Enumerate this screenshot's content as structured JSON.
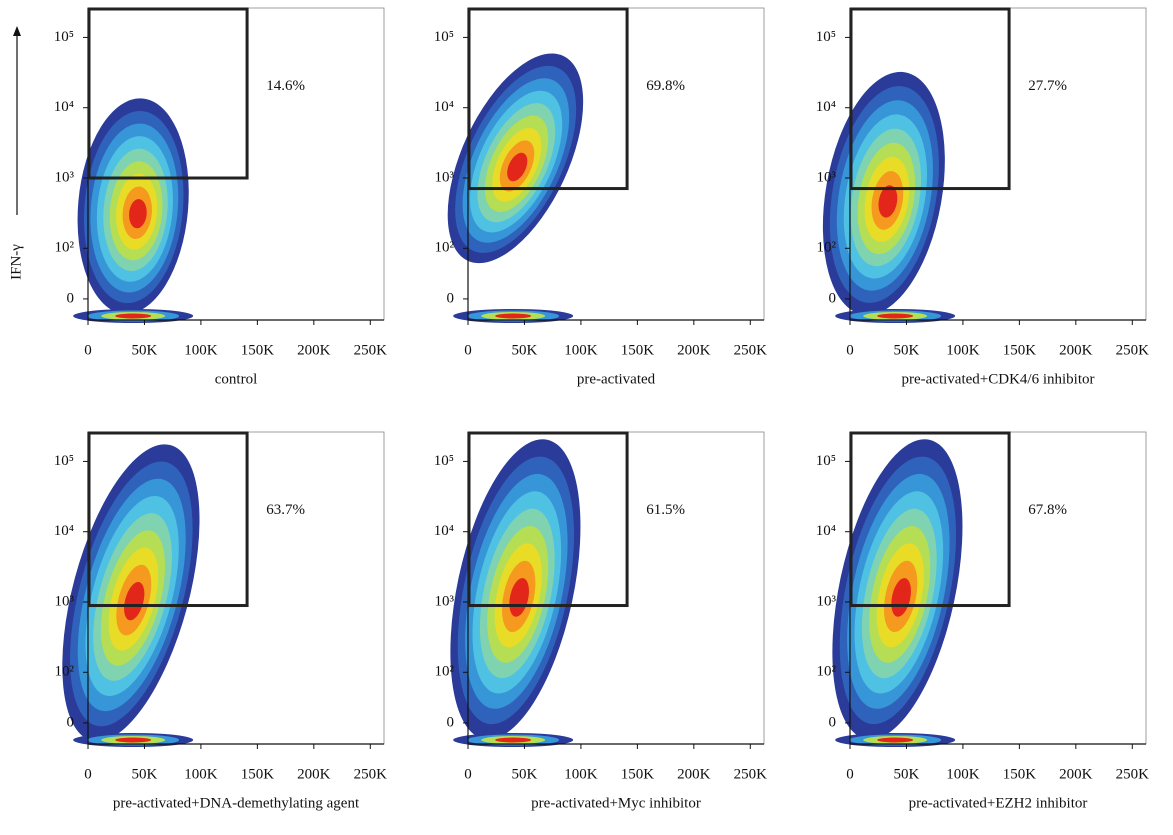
{
  "chart_data": [
    {
      "type": "density",
      "xlabel": "control",
      "ylabel": "IFN-γ",
      "gate": {
        "value": 14.6,
        "label": "14.6%"
      },
      "xlim": [
        0,
        262144
      ],
      "xticks": [
        0,
        {
          "value": 50000,
          "label": "50K"
        },
        {
          "value": 100000,
          "label": "100K"
        },
        {
          "value": 150000,
          "label": "150K"
        },
        {
          "value": 200000,
          "label": "200K"
        },
        {
          "value": 250000,
          "label": "250K"
        }
      ],
      "ylim": [
        0,
        262144
      ],
      "yscale": "biexponential",
      "yticks": [
        0,
        {
          "value": 100,
          "label": "10²"
        },
        {
          "value": 1000,
          "label": "10³"
        },
        {
          "value": 10000,
          "label": "10⁴"
        },
        {
          "value": 100000,
          "label": "10⁵"
        }
      ]
    },
    {
      "type": "density",
      "xlabel": "pre-activated",
      "gate": {
        "value": 69.8,
        "label": "69.8%"
      },
      "xlim": [
        0,
        262144
      ],
      "xticks": [
        0,
        {
          "value": 50000,
          "label": "50K"
        },
        {
          "value": 100000,
          "label": "100K"
        },
        {
          "value": 150000,
          "label": "150K"
        },
        {
          "value": 200000,
          "label": "200K"
        },
        {
          "value": 250000,
          "label": "250K"
        }
      ],
      "ylim": [
        0,
        262144
      ],
      "yscale": "biexponential",
      "yticks": [
        0,
        {
          "value": 100,
          "label": "10²"
        },
        {
          "value": 1000,
          "label": "10³"
        },
        {
          "value": 10000,
          "label": "10⁴"
        },
        {
          "value": 100000,
          "label": "10⁵"
        }
      ]
    },
    {
      "type": "density",
      "xlabel": "pre-activated+CDK4/6 inhibitor",
      "gate": {
        "value": 27.7,
        "label": "27.7%"
      },
      "xlim": [
        0,
        262144
      ],
      "xticks": [
        0,
        {
          "value": 50000,
          "label": "50K"
        },
        {
          "value": 100000,
          "label": "100K"
        },
        {
          "value": 150000,
          "label": "150K"
        },
        {
          "value": 200000,
          "label": "200K"
        },
        {
          "value": 250000,
          "label": "250K"
        }
      ],
      "ylim": [
        0,
        262144
      ],
      "yscale": "biexponential",
      "yticks": [
        0,
        {
          "value": 100,
          "label": "10²"
        },
        {
          "value": 1000,
          "label": "10³"
        },
        {
          "value": 10000,
          "label": "10⁴"
        },
        {
          "value": 100000,
          "label": "10⁵"
        }
      ]
    },
    {
      "type": "density",
      "xlabel": "pre-activated+DNA-demethylating agent",
      "gate": {
        "value": 63.7,
        "label": "63.7%"
      },
      "xlim": [
        0,
        262144
      ],
      "xticks": [
        0,
        {
          "value": 50000,
          "label": "50K"
        },
        {
          "value": 100000,
          "label": "100K"
        },
        {
          "value": 150000,
          "label": "150K"
        },
        {
          "value": 200000,
          "label": "200K"
        },
        {
          "value": 250000,
          "label": "250K"
        }
      ],
      "ylim": [
        0,
        262144
      ],
      "yscale": "biexponential",
      "yticks": [
        0,
        {
          "value": 100,
          "label": "10²"
        },
        {
          "value": 1000,
          "label": "10³"
        },
        {
          "value": 10000,
          "label": "10⁴"
        },
        {
          "value": 100000,
          "label": "10⁵"
        }
      ]
    },
    {
      "type": "density",
      "xlabel": "pre-activated+Myc inhibitor",
      "gate": {
        "value": 61.5,
        "label": "61.5%"
      },
      "xlim": [
        0,
        262144
      ],
      "xticks": [
        0,
        {
          "value": 50000,
          "label": "50K"
        },
        {
          "value": 100000,
          "label": "100K"
        },
        {
          "value": 150000,
          "label": "150K"
        },
        {
          "value": 200000,
          "label": "200K"
        },
        {
          "value": 250000,
          "label": "250K"
        }
      ],
      "ylim": [
        0,
        262144
      ],
      "yscale": "biexponential",
      "yticks": [
        0,
        {
          "value": 100,
          "label": "10²"
        },
        {
          "value": 1000,
          "label": "10³"
        },
        {
          "value": 10000,
          "label": "10⁴"
        },
        {
          "value": 100000,
          "label": "10⁵"
        }
      ]
    },
    {
      "type": "density",
      "xlabel": "pre-activated+EZH2 inhibitor",
      "gate": {
        "value": 67.8,
        "label": "67.8%"
      },
      "xlim": [
        0,
        262144
      ],
      "xticks": [
        0,
        {
          "value": 50000,
          "label": "50K"
        },
        {
          "value": 100000,
          "label": "100K"
        },
        {
          "value": 150000,
          "label": "150K"
        },
        {
          "value": 200000,
          "label": "200K"
        },
        {
          "value": 250000,
          "label": "250K"
        }
      ],
      "ylim": [
        0,
        262144
      ],
      "yscale": "biexponential",
      "yticks": [
        0,
        {
          "value": 100,
          "label": "10²"
        },
        {
          "value": 1000,
          "label": "10³"
        },
        {
          "value": 10000,
          "label": "10⁴"
        },
        {
          "value": 100000,
          "label": "10⁵"
        }
      ]
    }
  ]
}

* * *

— INSTRUCTIONS FOR THE TASK —
Omit the pictures, then output the rest of the listing exactly.

— THE RESPONSE —
Enumerate this screenshot's content as structured JSON.
{
  "chart_data": [
    {
      "type": "density",
      "xlabel": "control",
      "ylabel": "IFN-γ",
      "gate": {
        "value": 14.6,
        "label": "14.6%"
      },
      "xlim": [
        0,
        262144
      ],
      "xticks": [
        0,
        {
          "value": 50000,
          "label": "50K"
        },
        {
          "value": 100000,
          "label": "100K"
        },
        {
          "value": 150000,
          "label": "150K"
        },
        {
          "value": 200000,
          "label": "200K"
        },
        {
          "value": 250000,
          "label": "250K"
        }
      ],
      "ylim": [
        0,
        262144
      ],
      "yscale": "biexponential",
      "yticks": [
        0,
        {
          "value": 100,
          "label": "10²"
        },
        {
          "value": 1000,
          "label": "10³"
        },
        {
          "value": 10000,
          "label": "10⁴"
        },
        {
          "value": 100000,
          "label": "10⁵"
        }
      ]
    },
    {
      "type": "density",
      "xlabel": "pre-activated",
      "gate": {
        "value": 69.8,
        "label": "69.8%"
      },
      "xlim": [
        0,
        262144
      ],
      "xticks": [
        0,
        {
          "value": 50000,
          "label": "50K"
        },
        {
          "value": 100000,
          "label": "100K"
        },
        {
          "value": 150000,
          "label": "150K"
        },
        {
          "value": 200000,
          "label": "200K"
        },
        {
          "value": 250000,
          "label": "250K"
        }
      ],
      "ylim": [
        0,
        262144
      ],
      "yscale": "biexponential",
      "yticks": [
        0,
        {
          "value": 100,
          "label": "10²"
        },
        {
          "value": 1000,
          "label": "10³"
        },
        {
          "value": 10000,
          "label": "10⁴"
        },
        {
          "value": 100000,
          "label": "10⁵"
        }
      ]
    },
    {
      "type": "density",
      "xlabel": "pre-activated+CDK4/6 inhibitor",
      "gate": {
        "value": 27.7,
        "label": "27.7%"
      },
      "xlim": [
        0,
        262144
      ],
      "xticks": [
        0,
        {
          "value": 50000,
          "label": "50K"
        },
        {
          "value": 100000,
          "label": "100K"
        },
        {
          "value": 150000,
          "label": "150K"
        },
        {
          "value": 200000,
          "label": "200K"
        },
        {
          "value": 250000,
          "label": "250K"
        }
      ],
      "ylim": [
        0,
        262144
      ],
      "yscale": "biexponential",
      "yticks": [
        0,
        {
          "value": 100,
          "label": "10²"
        },
        {
          "value": 1000,
          "label": "10³"
        },
        {
          "value": 10000,
          "label": "10⁴"
        },
        {
          "value": 100000,
          "label": "10⁵"
        }
      ]
    },
    {
      "type": "density",
      "xlabel": "pre-activated+DNA-demethylating agent",
      "gate": {
        "value": 63.7,
        "label": "63.7%"
      },
      "xlim": [
        0,
        262144
      ],
      "xticks": [
        0,
        {
          "value": 50000,
          "label": "50K"
        },
        {
          "value": 100000,
          "label": "100K"
        },
        {
          "value": 150000,
          "label": "150K"
        },
        {
          "value": 200000,
          "label": "200K"
        },
        {
          "value": 250000,
          "label": "250K"
        }
      ],
      "ylim": [
        0,
        262144
      ],
      "yscale": "biexponential",
      "yticks": [
        0,
        {
          "value": 100,
          "label": "10²"
        },
        {
          "value": 1000,
          "label": "10³"
        },
        {
          "value": 10000,
          "label": "10⁴"
        },
        {
          "value": 100000,
          "label": "10⁵"
        }
      ]
    },
    {
      "type": "density",
      "xlabel": "pre-activated+Myc inhibitor",
      "gate": {
        "value": 61.5,
        "label": "61.5%"
      },
      "xlim": [
        0,
        262144
      ],
      "xticks": [
        0,
        {
          "value": 50000,
          "label": "50K"
        },
        {
          "value": 100000,
          "label": "100K"
        },
        {
          "value": 150000,
          "label": "150K"
        },
        {
          "value": 200000,
          "label": "200K"
        },
        {
          "value": 250000,
          "label": "250K"
        }
      ],
      "ylim": [
        0,
        262144
      ],
      "yscale": "biexponential",
      "yticks": [
        0,
        {
          "value": 100,
          "label": "10²"
        },
        {
          "value": 1000,
          "label": "10³"
        },
        {
          "value": 10000,
          "label": "10⁴"
        },
        {
          "value": 100000,
          "label": "10⁵"
        }
      ]
    },
    {
      "type": "density",
      "xlabel": "pre-activated+EZH2 inhibitor",
      "gate": {
        "value": 67.8,
        "label": "67.8%"
      },
      "xlim": [
        0,
        262144
      ],
      "xticks": [
        0,
        {
          "value": 50000,
          "label": "50K"
        },
        {
          "value": 100000,
          "label": "100K"
        },
        {
          "value": 150000,
          "label": "150K"
        },
        {
          "value": 200000,
          "label": "200K"
        },
        {
          "value": 250000,
          "label": "250K"
        }
      ],
      "ylim": [
        0,
        262144
      ],
      "yscale": "biexponential",
      "yticks": [
        0,
        {
          "value": 100,
          "label": "10²"
        },
        {
          "value": 1000,
          "label": "10³"
        },
        {
          "value": 10000,
          "label": "10⁴"
        },
        {
          "value": 100000,
          "label": "10⁵"
        }
      ]
    }
  ]
}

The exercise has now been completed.